• [Your instructions]:
Search the data for the string "this" and extract every line where it appears.

• [Provided records]:
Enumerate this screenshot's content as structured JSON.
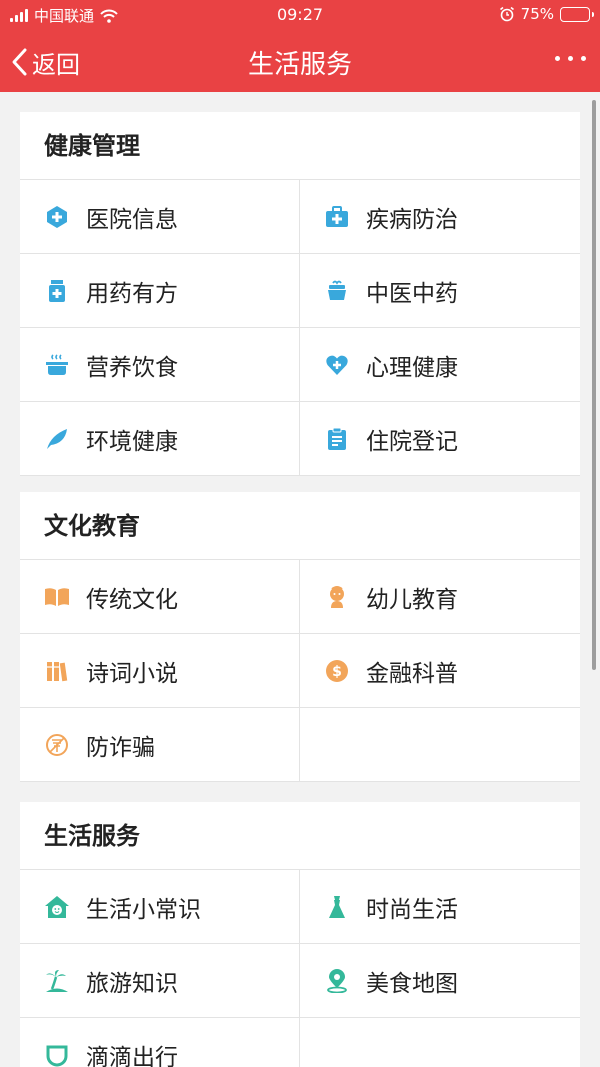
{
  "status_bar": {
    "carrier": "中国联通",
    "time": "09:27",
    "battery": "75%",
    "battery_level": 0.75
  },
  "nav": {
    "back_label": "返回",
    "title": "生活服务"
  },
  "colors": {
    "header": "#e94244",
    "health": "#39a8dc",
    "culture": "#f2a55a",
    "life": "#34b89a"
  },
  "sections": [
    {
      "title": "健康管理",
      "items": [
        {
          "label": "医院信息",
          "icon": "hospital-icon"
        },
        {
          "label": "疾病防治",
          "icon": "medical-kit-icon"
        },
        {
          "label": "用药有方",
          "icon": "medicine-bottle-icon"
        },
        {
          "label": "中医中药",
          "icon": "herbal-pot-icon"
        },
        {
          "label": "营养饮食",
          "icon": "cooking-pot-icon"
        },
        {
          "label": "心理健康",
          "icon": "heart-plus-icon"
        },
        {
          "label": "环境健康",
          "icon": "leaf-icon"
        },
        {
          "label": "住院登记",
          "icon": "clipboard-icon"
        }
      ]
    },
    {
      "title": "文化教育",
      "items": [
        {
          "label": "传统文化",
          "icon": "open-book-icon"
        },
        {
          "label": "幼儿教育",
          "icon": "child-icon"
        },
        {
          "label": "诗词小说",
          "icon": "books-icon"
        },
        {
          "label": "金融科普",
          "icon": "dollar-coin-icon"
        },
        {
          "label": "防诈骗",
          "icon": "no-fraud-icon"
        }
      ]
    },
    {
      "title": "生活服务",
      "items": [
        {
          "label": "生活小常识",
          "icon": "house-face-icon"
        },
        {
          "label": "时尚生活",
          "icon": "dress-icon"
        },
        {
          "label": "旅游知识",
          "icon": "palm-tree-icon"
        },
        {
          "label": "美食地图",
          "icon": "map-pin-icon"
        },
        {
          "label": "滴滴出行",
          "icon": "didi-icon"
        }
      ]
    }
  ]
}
--
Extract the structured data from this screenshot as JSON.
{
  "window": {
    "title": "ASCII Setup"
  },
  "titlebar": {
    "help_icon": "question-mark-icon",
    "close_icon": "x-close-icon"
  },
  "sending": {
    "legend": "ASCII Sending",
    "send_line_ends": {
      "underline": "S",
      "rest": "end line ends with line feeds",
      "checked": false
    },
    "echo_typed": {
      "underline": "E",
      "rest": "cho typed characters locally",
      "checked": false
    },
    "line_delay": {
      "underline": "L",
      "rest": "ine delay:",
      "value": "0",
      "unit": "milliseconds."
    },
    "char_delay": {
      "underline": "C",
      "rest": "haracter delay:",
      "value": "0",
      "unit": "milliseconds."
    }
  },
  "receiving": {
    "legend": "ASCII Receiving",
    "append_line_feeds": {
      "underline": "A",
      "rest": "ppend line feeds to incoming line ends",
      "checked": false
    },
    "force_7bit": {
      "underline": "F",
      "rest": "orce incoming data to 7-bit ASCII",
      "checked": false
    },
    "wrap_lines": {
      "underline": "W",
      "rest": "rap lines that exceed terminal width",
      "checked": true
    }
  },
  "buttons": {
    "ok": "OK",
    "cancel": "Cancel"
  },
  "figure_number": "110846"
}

• [Result]:
Enumerate this screenshot's content as structured JSON.
Extract the structured data from this screenshot as JSON.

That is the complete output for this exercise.